• Directions:
Pull each line holding "document" out of the entries below.

***** Record list *****

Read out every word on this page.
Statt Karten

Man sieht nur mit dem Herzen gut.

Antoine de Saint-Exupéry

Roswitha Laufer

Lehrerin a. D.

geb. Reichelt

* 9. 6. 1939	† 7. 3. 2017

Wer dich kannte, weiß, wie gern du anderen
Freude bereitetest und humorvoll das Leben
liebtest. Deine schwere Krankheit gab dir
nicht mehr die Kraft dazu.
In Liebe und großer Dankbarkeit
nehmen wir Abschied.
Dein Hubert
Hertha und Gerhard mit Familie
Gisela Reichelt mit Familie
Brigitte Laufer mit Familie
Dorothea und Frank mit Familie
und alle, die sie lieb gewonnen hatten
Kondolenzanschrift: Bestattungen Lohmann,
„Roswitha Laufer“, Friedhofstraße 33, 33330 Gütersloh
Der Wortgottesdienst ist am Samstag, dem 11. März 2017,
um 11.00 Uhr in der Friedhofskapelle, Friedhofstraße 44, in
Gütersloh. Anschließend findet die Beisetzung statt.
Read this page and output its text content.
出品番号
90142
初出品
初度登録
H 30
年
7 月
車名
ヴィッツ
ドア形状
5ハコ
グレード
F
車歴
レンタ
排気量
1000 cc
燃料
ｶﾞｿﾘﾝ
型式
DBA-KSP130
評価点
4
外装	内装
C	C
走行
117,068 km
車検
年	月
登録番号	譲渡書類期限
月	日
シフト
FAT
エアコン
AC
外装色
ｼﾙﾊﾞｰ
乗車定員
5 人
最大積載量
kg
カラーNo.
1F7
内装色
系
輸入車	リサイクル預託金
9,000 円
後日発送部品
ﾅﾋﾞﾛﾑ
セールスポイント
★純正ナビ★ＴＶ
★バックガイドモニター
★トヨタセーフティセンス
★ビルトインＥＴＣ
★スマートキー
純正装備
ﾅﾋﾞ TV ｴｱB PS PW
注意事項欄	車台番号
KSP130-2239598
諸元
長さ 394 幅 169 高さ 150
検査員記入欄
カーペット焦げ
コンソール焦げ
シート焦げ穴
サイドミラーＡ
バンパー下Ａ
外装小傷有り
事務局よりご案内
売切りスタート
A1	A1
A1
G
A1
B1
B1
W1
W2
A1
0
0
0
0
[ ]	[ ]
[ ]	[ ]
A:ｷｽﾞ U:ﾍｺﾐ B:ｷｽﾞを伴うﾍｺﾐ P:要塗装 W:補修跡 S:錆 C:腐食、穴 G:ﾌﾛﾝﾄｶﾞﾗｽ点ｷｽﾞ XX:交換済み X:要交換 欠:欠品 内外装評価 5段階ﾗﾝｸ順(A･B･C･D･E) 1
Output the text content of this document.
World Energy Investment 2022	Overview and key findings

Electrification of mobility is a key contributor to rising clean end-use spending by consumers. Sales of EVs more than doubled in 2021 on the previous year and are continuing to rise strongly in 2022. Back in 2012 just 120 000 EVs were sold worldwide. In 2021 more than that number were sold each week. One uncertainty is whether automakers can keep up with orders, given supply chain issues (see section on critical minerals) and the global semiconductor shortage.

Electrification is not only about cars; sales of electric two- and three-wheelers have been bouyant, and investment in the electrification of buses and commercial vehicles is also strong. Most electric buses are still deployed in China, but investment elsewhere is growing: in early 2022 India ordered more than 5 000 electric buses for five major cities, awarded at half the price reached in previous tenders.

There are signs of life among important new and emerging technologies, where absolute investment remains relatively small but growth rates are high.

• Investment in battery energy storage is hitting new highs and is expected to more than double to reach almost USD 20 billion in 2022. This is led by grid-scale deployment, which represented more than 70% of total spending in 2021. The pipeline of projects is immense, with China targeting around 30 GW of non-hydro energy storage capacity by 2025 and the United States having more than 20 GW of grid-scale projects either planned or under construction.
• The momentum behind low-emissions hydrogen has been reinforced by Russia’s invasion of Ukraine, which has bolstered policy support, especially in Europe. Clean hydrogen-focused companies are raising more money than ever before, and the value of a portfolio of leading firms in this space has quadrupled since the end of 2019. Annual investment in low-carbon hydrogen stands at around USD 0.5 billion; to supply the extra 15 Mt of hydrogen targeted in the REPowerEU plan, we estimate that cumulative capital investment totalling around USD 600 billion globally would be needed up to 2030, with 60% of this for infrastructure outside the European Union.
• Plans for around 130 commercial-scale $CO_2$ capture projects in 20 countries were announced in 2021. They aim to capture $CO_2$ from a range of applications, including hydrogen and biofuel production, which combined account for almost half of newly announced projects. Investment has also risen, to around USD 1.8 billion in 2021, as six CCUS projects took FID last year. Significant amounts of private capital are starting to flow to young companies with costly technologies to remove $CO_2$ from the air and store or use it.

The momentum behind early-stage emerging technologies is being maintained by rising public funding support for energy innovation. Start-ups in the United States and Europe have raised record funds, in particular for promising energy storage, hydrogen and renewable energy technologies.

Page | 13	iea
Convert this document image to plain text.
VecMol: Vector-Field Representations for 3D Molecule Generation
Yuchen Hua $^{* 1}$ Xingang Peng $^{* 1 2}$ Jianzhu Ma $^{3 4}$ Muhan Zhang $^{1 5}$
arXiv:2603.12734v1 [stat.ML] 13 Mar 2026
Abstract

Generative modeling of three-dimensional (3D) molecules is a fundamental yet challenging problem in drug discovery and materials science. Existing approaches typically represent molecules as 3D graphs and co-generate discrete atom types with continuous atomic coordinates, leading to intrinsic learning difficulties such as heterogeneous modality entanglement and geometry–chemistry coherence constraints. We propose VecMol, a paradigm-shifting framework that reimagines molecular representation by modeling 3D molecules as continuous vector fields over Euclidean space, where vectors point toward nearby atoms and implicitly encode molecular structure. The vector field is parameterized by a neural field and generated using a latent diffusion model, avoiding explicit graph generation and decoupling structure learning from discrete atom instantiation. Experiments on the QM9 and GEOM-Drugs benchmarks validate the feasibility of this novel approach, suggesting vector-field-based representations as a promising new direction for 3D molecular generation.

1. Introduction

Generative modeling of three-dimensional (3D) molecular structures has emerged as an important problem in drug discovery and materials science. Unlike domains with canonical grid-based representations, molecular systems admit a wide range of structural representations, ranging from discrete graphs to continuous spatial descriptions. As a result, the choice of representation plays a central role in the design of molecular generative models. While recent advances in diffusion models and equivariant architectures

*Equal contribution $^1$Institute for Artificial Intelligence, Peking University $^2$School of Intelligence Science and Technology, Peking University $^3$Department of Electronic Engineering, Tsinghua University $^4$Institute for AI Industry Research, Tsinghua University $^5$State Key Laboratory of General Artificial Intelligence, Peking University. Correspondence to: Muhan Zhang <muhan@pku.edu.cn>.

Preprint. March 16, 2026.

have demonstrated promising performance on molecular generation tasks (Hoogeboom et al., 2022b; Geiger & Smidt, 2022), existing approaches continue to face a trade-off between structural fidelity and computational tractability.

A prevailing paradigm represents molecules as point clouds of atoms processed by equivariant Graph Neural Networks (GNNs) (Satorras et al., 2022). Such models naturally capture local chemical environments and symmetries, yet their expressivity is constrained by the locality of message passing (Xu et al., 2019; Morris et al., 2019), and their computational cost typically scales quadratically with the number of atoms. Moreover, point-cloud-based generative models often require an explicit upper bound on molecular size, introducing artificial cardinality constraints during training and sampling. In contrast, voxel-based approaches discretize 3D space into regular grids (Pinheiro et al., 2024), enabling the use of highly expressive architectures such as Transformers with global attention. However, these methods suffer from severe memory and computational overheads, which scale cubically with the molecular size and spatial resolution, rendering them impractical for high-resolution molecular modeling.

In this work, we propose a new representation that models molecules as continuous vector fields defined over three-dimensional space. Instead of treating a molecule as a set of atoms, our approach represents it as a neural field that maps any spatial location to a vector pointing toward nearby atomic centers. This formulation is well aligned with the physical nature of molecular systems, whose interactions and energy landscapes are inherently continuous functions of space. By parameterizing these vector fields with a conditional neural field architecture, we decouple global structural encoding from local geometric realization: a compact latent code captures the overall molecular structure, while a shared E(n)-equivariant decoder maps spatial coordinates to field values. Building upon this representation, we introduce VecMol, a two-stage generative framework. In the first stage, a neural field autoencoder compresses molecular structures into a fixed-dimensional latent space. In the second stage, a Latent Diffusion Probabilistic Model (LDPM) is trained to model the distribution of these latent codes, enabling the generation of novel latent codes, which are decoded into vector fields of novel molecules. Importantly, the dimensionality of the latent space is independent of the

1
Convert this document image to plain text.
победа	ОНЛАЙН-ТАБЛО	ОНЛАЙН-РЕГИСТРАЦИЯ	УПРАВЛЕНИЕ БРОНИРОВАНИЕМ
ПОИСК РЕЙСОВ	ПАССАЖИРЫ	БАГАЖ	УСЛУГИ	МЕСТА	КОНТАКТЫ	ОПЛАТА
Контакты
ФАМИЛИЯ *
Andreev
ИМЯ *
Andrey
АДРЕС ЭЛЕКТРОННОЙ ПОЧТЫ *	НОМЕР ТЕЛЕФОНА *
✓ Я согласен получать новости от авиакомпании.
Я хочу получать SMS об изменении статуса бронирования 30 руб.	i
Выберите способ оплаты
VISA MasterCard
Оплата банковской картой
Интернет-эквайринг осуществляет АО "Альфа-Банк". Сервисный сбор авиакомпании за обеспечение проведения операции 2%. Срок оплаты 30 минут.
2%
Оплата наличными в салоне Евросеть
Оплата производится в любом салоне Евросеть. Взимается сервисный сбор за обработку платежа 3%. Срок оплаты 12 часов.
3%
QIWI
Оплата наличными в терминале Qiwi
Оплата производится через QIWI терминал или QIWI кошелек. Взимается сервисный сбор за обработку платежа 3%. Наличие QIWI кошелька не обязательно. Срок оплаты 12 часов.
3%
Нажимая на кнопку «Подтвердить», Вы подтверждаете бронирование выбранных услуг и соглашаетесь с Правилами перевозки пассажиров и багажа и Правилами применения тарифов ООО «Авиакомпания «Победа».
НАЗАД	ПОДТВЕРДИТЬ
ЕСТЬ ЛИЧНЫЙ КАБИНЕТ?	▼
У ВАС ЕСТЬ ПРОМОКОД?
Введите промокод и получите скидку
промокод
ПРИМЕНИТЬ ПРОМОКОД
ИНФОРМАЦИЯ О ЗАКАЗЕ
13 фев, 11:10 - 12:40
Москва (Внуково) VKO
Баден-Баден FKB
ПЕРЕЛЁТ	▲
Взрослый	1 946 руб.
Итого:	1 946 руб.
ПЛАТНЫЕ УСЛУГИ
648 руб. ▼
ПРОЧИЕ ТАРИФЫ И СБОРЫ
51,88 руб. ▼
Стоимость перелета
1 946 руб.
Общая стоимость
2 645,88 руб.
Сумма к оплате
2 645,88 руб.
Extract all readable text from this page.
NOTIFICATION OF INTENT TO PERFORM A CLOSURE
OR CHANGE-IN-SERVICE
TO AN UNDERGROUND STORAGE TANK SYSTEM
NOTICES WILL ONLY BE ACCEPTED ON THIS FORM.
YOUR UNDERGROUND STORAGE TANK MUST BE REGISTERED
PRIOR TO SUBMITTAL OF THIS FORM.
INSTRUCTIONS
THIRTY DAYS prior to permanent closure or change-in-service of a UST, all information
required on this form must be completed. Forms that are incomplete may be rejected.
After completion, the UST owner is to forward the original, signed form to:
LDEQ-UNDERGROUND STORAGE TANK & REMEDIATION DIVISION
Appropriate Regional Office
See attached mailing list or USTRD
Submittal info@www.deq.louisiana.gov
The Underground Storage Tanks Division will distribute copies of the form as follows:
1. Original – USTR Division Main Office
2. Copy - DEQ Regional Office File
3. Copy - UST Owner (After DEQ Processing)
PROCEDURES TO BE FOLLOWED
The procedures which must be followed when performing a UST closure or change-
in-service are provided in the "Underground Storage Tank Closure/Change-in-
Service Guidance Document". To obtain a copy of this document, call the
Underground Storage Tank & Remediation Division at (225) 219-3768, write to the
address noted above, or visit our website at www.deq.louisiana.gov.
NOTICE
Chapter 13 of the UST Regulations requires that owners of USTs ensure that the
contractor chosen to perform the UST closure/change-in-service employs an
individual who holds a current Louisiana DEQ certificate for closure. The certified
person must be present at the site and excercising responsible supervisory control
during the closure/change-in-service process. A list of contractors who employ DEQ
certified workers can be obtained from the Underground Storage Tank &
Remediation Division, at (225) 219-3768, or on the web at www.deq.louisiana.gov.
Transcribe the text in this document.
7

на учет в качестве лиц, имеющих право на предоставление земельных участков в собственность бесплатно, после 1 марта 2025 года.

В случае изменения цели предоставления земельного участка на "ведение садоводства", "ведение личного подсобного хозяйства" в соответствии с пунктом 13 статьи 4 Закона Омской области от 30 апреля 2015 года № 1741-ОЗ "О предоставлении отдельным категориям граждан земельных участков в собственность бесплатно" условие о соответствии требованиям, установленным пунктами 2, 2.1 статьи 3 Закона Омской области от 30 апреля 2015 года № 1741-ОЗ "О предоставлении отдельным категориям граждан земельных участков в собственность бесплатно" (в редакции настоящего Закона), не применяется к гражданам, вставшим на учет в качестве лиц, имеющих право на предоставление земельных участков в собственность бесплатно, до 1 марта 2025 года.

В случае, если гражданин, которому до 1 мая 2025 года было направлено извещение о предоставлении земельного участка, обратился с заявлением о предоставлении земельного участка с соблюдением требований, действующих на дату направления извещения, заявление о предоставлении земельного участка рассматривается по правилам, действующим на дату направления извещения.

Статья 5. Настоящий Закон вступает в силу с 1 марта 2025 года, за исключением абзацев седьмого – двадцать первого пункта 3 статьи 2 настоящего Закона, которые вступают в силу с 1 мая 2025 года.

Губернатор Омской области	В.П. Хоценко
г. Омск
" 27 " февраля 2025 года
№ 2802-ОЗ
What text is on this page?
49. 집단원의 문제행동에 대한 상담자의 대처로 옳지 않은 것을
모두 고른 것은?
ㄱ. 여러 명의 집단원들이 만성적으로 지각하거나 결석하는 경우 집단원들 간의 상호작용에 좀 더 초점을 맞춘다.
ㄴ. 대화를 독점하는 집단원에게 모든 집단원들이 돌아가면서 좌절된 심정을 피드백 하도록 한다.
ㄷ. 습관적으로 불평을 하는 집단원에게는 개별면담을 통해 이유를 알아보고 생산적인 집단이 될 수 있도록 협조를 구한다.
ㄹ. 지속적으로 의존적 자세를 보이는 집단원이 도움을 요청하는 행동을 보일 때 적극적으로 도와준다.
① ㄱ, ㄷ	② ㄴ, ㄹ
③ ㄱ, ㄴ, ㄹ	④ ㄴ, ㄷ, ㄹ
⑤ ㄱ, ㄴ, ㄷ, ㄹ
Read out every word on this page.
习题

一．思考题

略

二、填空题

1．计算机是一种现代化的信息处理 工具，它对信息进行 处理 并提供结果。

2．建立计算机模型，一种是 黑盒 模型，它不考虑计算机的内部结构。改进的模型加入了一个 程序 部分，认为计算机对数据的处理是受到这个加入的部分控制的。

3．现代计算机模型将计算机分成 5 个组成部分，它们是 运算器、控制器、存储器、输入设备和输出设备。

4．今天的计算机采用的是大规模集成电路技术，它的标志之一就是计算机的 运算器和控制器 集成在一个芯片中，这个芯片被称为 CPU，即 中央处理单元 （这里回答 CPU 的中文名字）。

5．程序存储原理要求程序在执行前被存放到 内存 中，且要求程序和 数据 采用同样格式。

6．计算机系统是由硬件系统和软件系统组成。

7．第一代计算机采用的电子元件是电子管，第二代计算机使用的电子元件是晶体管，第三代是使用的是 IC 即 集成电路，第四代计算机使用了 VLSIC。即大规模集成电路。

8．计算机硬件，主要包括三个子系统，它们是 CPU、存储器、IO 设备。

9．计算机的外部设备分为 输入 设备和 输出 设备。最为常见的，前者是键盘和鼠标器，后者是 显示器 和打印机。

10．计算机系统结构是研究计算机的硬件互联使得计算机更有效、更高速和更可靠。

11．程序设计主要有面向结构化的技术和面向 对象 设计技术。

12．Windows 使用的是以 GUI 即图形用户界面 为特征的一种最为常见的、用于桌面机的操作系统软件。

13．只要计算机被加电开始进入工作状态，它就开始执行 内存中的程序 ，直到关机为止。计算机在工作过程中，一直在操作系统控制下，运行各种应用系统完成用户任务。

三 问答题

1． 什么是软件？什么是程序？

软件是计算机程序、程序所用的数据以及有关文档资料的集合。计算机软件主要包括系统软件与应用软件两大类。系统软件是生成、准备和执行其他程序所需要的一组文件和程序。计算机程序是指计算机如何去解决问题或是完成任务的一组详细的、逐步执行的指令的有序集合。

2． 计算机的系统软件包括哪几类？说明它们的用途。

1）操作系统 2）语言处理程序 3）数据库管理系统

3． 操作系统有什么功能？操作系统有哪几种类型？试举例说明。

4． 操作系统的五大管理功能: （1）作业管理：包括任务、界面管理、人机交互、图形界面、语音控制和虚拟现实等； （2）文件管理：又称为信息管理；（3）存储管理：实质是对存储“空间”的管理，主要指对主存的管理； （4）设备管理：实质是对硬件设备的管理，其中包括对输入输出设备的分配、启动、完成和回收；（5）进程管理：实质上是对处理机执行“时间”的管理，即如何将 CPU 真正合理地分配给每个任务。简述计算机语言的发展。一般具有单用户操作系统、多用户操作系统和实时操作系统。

*****

• Answer in full:
Output the text content of this document.
Convert this document image to plain text.
Convert this document image to plain text.
Service Guidance Document". To obtain a copy of this document, call the
Transcribe the text in this document.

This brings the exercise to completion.